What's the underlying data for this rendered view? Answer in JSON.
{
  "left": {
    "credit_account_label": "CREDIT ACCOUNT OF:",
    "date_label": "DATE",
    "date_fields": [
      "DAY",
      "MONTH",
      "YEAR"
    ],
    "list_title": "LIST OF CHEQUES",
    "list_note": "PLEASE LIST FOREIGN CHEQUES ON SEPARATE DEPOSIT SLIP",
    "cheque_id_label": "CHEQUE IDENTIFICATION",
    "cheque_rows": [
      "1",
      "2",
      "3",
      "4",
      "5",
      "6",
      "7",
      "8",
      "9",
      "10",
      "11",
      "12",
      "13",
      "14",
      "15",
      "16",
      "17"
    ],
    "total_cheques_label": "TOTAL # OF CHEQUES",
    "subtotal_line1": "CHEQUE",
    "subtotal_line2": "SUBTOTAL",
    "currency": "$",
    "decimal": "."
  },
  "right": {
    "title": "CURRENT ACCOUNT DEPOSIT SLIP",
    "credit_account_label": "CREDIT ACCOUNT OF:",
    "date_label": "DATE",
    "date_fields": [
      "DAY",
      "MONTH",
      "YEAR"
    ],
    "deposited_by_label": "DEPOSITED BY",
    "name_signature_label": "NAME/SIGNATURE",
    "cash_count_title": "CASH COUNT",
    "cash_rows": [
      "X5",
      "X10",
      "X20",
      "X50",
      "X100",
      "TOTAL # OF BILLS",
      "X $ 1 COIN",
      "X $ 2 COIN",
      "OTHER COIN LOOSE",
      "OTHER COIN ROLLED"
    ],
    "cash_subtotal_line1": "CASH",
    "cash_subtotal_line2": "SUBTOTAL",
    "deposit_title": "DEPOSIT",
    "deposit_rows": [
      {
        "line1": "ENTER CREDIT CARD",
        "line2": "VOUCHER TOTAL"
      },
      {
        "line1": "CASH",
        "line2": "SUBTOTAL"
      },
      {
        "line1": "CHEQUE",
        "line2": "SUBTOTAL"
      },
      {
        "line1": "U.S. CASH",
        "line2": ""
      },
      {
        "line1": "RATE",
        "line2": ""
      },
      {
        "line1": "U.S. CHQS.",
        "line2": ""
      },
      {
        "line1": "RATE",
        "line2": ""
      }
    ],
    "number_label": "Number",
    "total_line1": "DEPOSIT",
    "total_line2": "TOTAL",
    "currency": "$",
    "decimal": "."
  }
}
........
§ **Exercise description**: Write out every line of the material again, exactly as it reads.

§ **Exercise response**:
What's the underlying data for this rendered view? Answer in JSON.
{
  "left": {
    "credit_account_label": "CREDIT ACCOUNT OF:",
    "date_label": "DATE",
    "date_fields": [
      "DAY",
      "MONTH",
      "YEAR"
    ],
    "list_title": "LIST OF CHEQUES",
    "list_note": "PLEASE LIST FOREIGN CHEQUES ON SEPARATE DEPOSIT SLIP",
    "cheque_id_label": "CHEQUE IDENTIFICATION",
    "cheque_rows": [
      "1",
      "2",
      "3",
      "4",
      "5",
      "6",
      "7",
      "8",
      "9",
      "10",
      "11",
      "12",
      "13",
      "14",
      "15",
      "16",
      "17"
    ],
    "total_cheques_label": "TOTAL # OF CHEQUES",
    "subtotal_line1": "CHEQUE",
    "subtotal_line2": "SUBTOTAL",
    "currency": "$",
    "decimal": "."
  },
  "right": {
    "title": "CURRENT ACCOUNT DEPOSIT SLIP",
    "credit_account_label": "CREDIT ACCOUNT OF:",
    "date_label": "DATE",
    "date_fields": [
      "DAY",
      "MONTH",
      "YEAR"
    ],
    "deposited_by_label": "DEPOSITED BY",
    "name_signature_label": "NAME/SIGNATURE",
    "cash_count_title": "CASH COUNT",
    "cash_rows": [
      "X5",
      "X10",
      "X20",
      "X50",
      "X100",
      "TOTAL # OF BILLS",
      "X $ 1 COIN",
      "X $ 2 COIN",
      "OTHER COIN LOOSE",
      "OTHER COIN ROLLED"
    ],
    "cash_subtotal_line1": "CASH",
    "cash_subtotal_line2": "SUBTOTAL",
    "deposit_title": "DEPOSIT",
    "deposit_rows": [
      {
        "line1": "ENTER CREDIT CARD",
        "line2": "VOUCHER TOTAL"
      },
      {
        "line1": "CASH",
        "line2": "SUBTOTAL"
      },
      {
        "line1": "CHEQUE",
        "line2": "SUBTOTAL"
      },
      {
        "line1": "U.S. CASH",
        "line2": ""
      },
      {
        "line1": "RATE",
        "line2": ""
      },
      {
        "line1": "U.S. CHQS.",
        "line2": ""
      },
      {
        "line1": "RATE",
        "line2": ""
      }
    ],
    "number_label": "Number",
    "total_line1": "DEPOSIT",
    "total_line2": "TOTAL",
    "currency": "$",
    "decimal": "."
  }
}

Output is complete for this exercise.